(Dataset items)

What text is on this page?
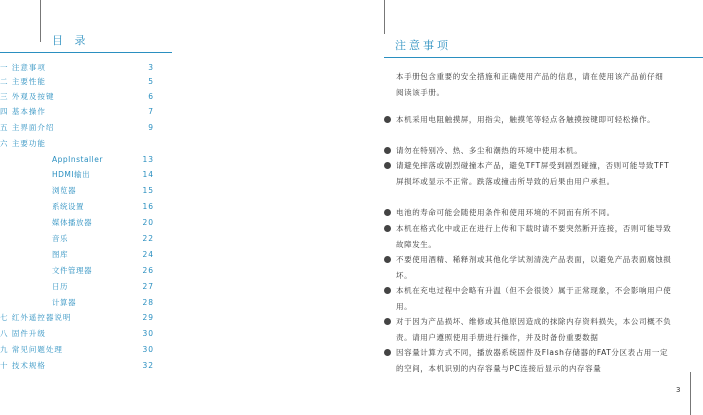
目 录
一 注意事项	3
二 主要性能	5
三 外观及按键	6
四 基本操作	7
五 主界面介绍	9
六 主要功能
AppInstaller	13
HDMI输出	14
浏览器	15
系统设置	16
媒体播放器	20
音乐	22
图库	24
文件管理器	26
日历	27
计算器	28
七 红外遥控器说明	29
八 固件升级	30
九 常见问题处理	30
十 技术规格	32
注意事项
本手册包含重要的安全措施和正确使用产品的信息，请在使用该产品前仔细阅读该手册。
本机采用电阻触摸屏，用指尖，触摸笔等轻点各触摸按键即可轻松操作。
请勿在特别冷、热、多尘和潮热的环境中使用本机。
请避免摔落或剧烈碰撞本产品，避免TFT屏受到剧烈碰撞，否则可能导致TFT屏损坏或显示不正常。跌落或撞击所导致的后果由用户承担。
电池的寿命可能会随使用条件和使用环境的不同而有所不同。
本机在格式化中或正在进行上传和下载时请不要突然断开连接，否则可能导致故障发生。
不要使用酒精、稀释剂或其他化学试剂清洗产品表面，以避免产品表面腐蚀损坏。
本机在充电过程中会略有升温（但不会很烫）属于正常现象，不会影响用户使用。
对于因为产品损坏、维修或其他原因造成的抹除内存资料损失，本公司概不负责。请用户遵照使用手册进行操作，并及时备份重要数据
因容量计算方式不同，播放器系统固件及Flash存储器的FAT分区表占用一定的空间，本机识别的内存容量与PC连接后显示的内存容量
3
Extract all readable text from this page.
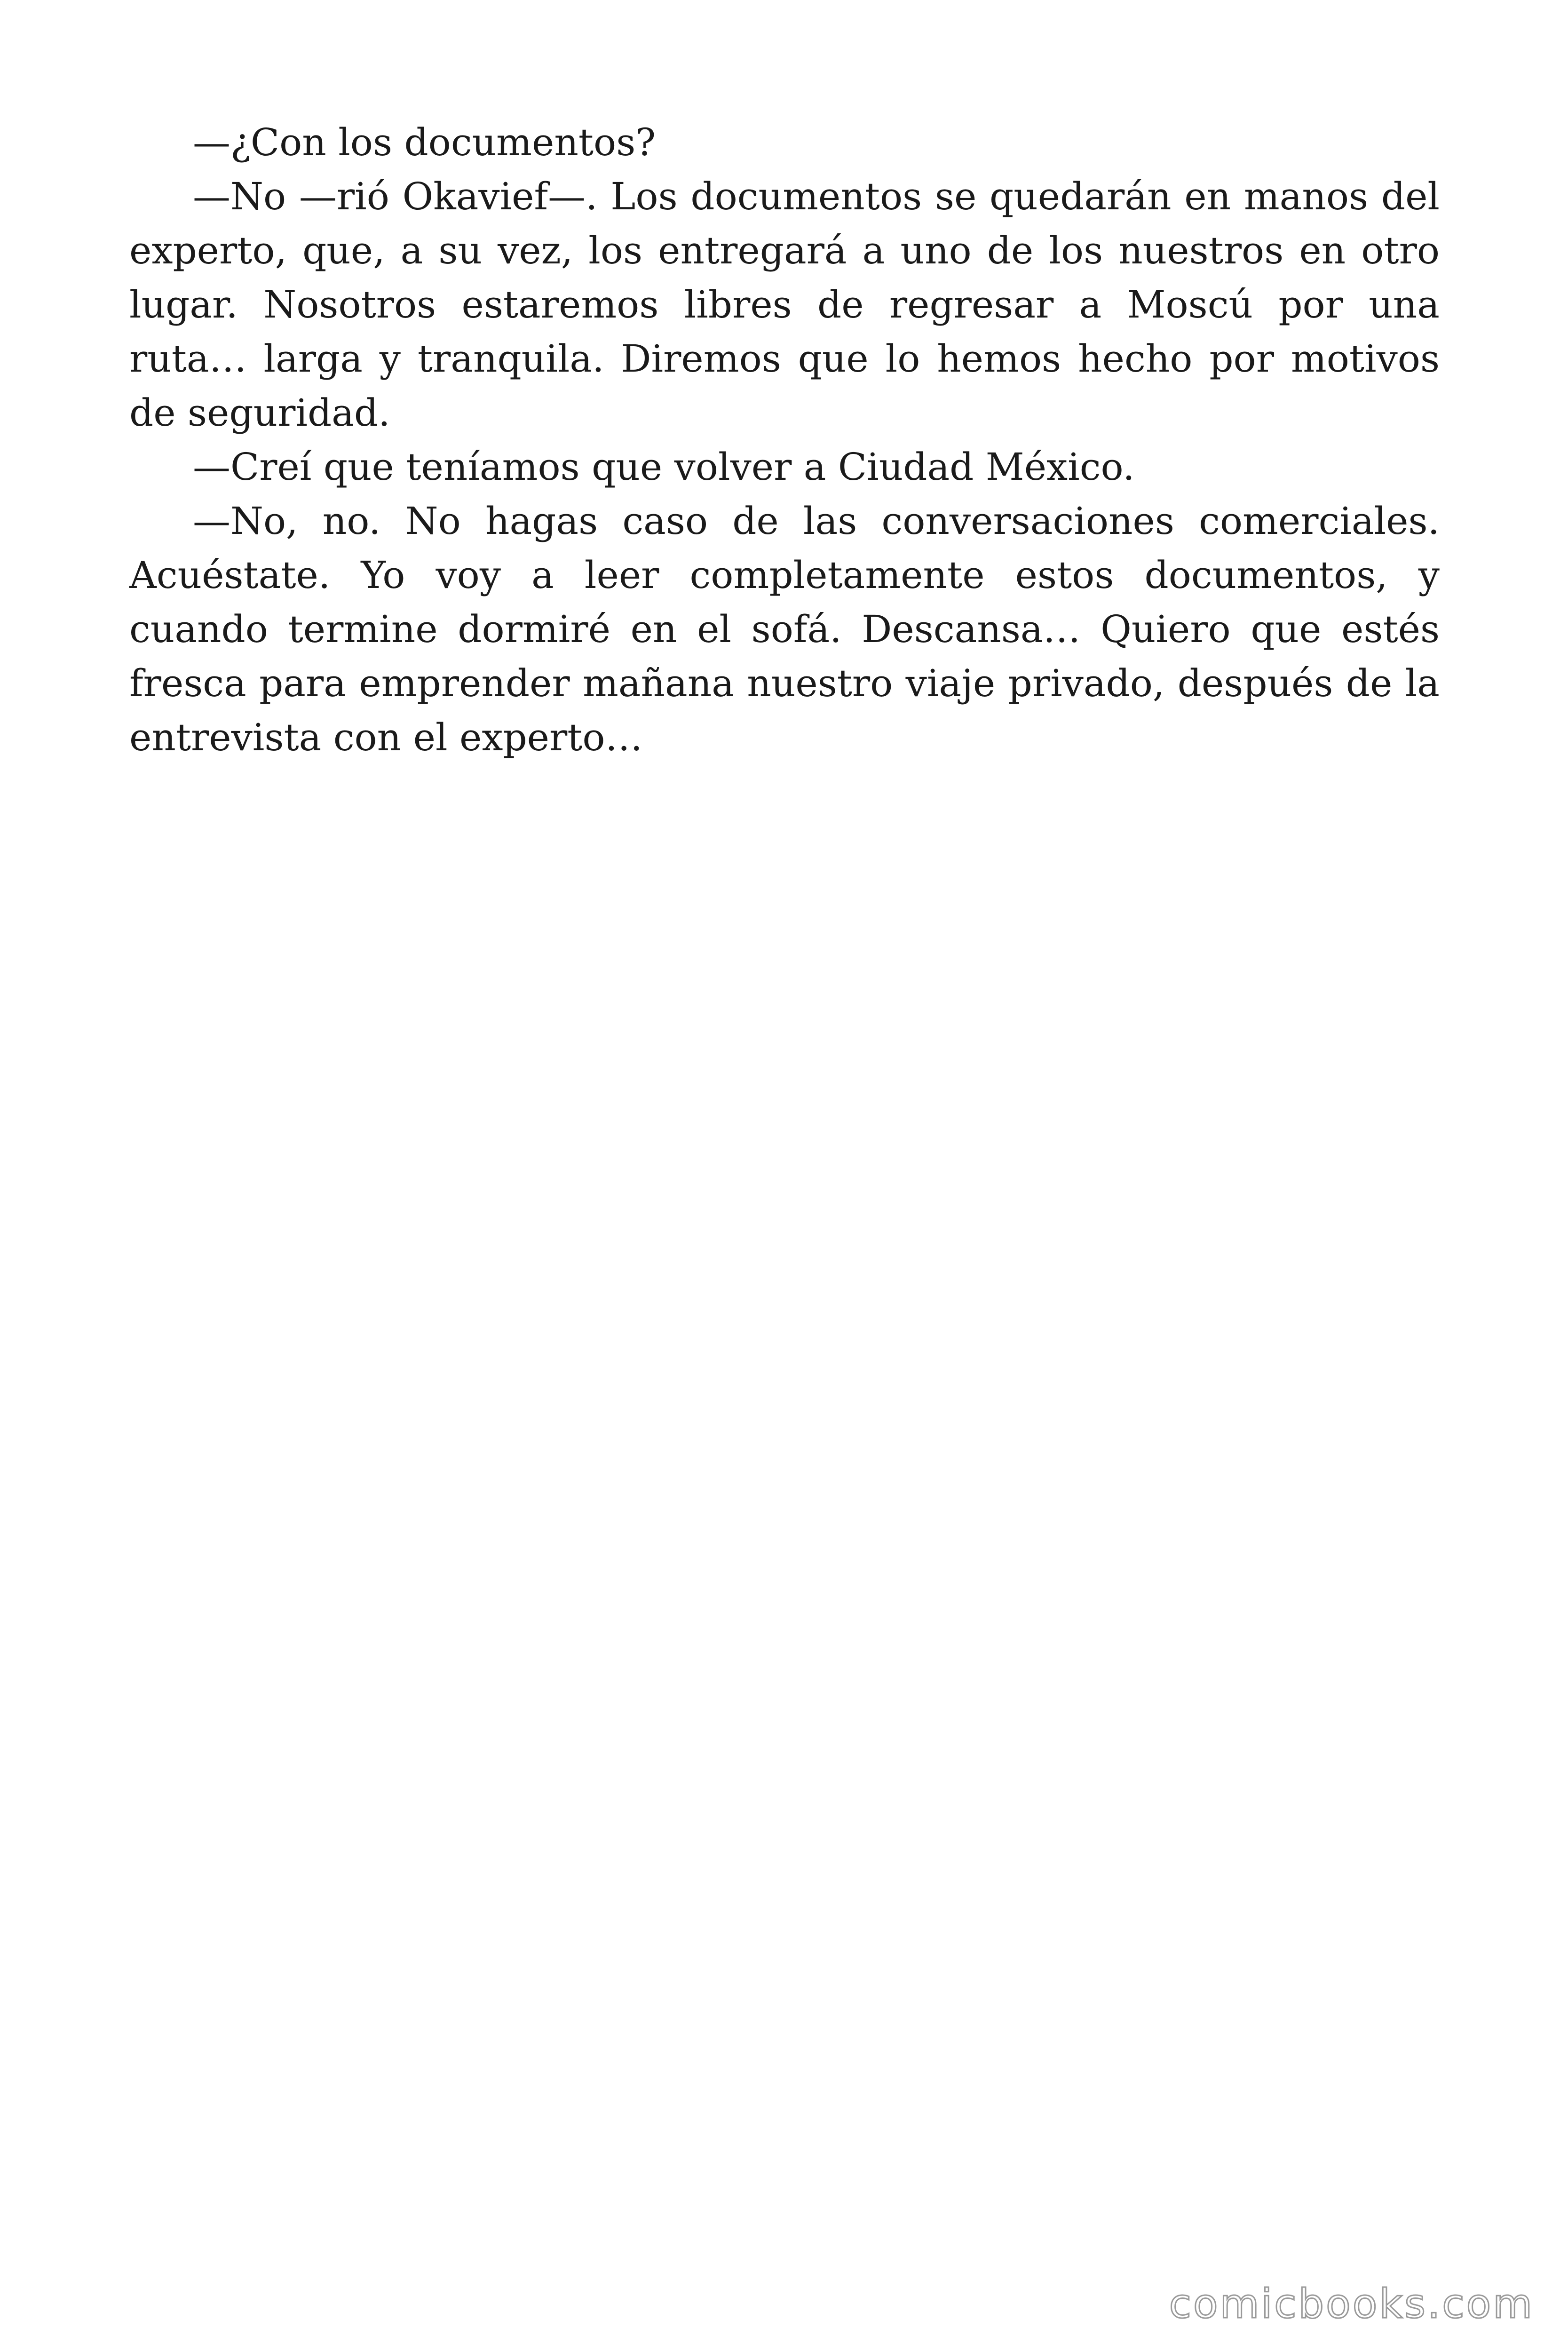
—¿Con los documentos?

—No —rió Okavief—. Los documentos se quedarán en manos del experto, que, a su vez, los entregará a uno de los nuestros en otro lugar. Nosotros estaremos libres de regresar a Moscú por una ruta… larga y tranquila. Diremos que lo hemos hecho por motivos de seguridad.

—Creí que teníamos que volver a Ciudad México.

—No, no. No hagas caso de las conversaciones comerciales. Acuéstate. Yo voy a leer completamente estos documentos, y cuando termine dormiré en el sofá. Descansa… Quiero que estés fresca para emprender mañana nuestro viaje privado, después de la entrevista con el experto…

comicbooks.com
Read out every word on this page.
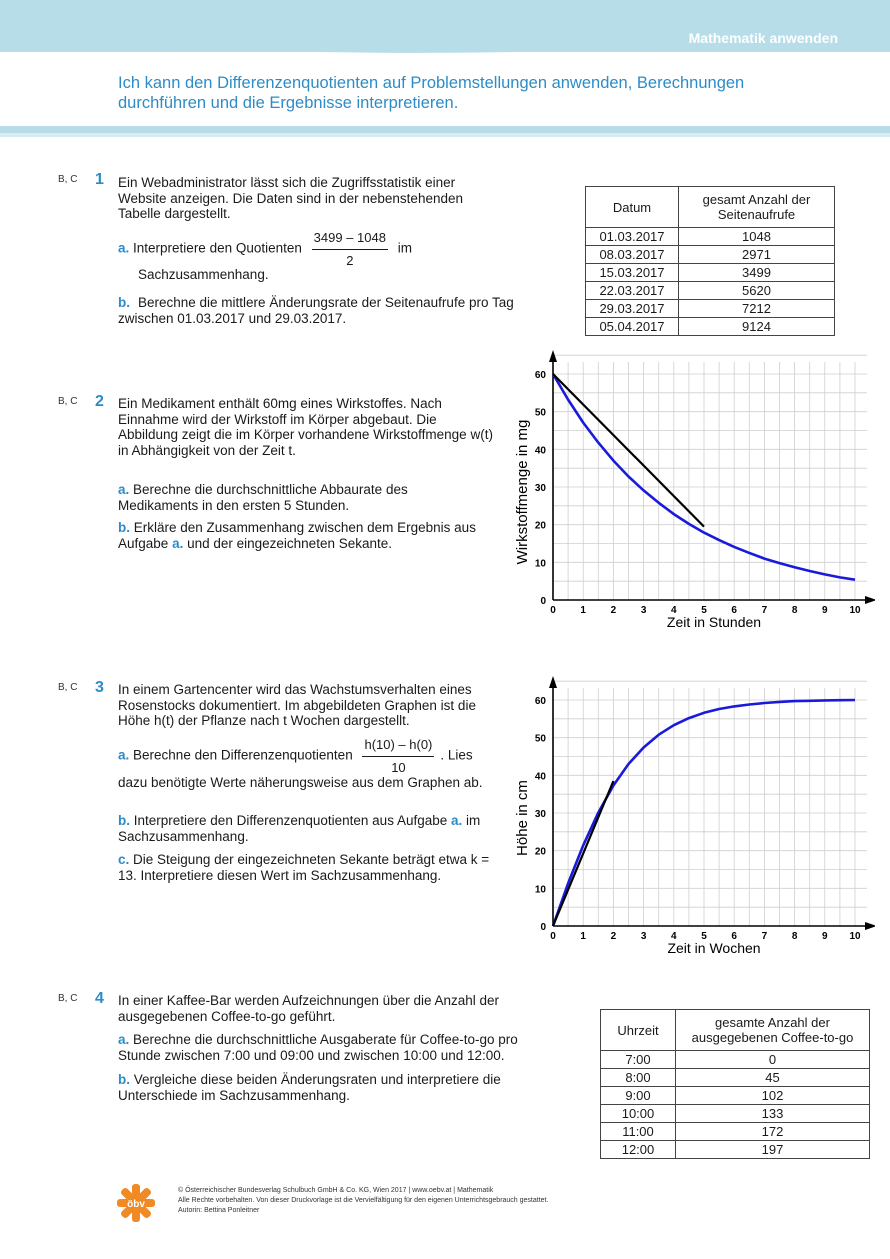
Mathematik anwenden
Ich kann den Differenzenquotienten auf Problemstellungen anwenden, Berechnungen durchführen und die Ergebnisse interpretieren.
B, C 1 Ein Webadministrator lässt sich die Zugriffsstatistik einer Website anzeigen. Die Daten sind in der nebenstehenden Tabelle dargestellt.
a. Interpretiere den Quotienten $\frac{3499 - 1048}{2}$ im
Sachzusammenhang.
b. Berechne die mittlere Änderungsrate der Seitenaufrufe pro Tag zwischen 01.03.2017 und 29.03.2017.
Datum	gesamt Anzahl der Seitenaufrufe
01.03.2017	1048
08.03.2017	2971
15.03.2017	3499
22.03.2017	5620
29.03.2017	7212
05.04.2017	9124
B, C 2 Ein Medikament enthält 60mg eines Wirkstoffes. Nach Einnahme wird der Wirkstoff im Körper abgebaut. Die Abbildung zeigt die im Körper vorhandene Wirkstoffmenge w(t) in Abhängigkeit von der Zeit t.
a. Berechne die durchschnittliche Abbaurate des Medikaments in den ersten 5 Stunden.
b. Erkläre den Zusammenhang zwischen dem Ergebnis aus Aufgabe a. und der eingezeichneten Sekante.
0 1 2 3 4 5 6 7 8 9 10
0
10
20
30
40
50
60
Zeit in Stunden
Wirkstoffmenge in mg
B, C 3 In einem Gartencenter wird das Wachstumsverhalten eines Rosenstocks dokumentiert. Im abgebildeten Graphen ist die Höhe h(t) der Pflanze nach t Wochen dargestellt.
a. Berechne den Differenzenquotienten $\frac{h(10) - h(0)}{10}$ . Lies
dazu benötigte Werte näherungsweise aus dem Graphen ab.
b. Interpretiere den Differenzenquotienten aus Aufgabe a. im Sachzusammenhang.
c. Die Steigung der eingezeichneten Sekante beträgt etwa k = 13. Interpretiere diesen Wert im Sachzusammenhang.
0 1 2 3 4 5 6 7 8 9 10
0
10
20
30
40
50
60
Zeit in Wochen
Höhe in cm
B, C 4 In einer Kaffee-Bar werden Aufzeichnungen über die Anzahl der ausgegebenen Coffee-to-go geführt.
a. Berechne die durchschnittliche Ausgaberate für Coffee-to-go pro Stunde zwischen 7:00 und 09:00 und zwischen 10:00 und 12:00.
b. Vergleiche diese beiden Änderungsraten und interpretiere die Unterschiede im Sachzusammenhang.
Uhrzeit	gesamte Anzahl der ausgegebenen Coffee-to-go
7:00	0
8:00	45
9:00	102
10:00	133
11:00	172
12:00	197
öbv
© Österreichischer Bundesverlag Schulbuch GmbH & Co. KG, Wien 2017 | www.oebv.at | Mathematik
Alle Rechte vorbehalten. Von dieser Druckvorlage ist die Vervielfältigung für den eigenen Unterrichtsgebrauch gestattet.
Autorin: Bettina Ponleitner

» **Task goal**
From the entries, report each line that includes the word "page".

» **Output of the task**
What text is on this page?
Extract all readable text from this page.
Read out every word on this page.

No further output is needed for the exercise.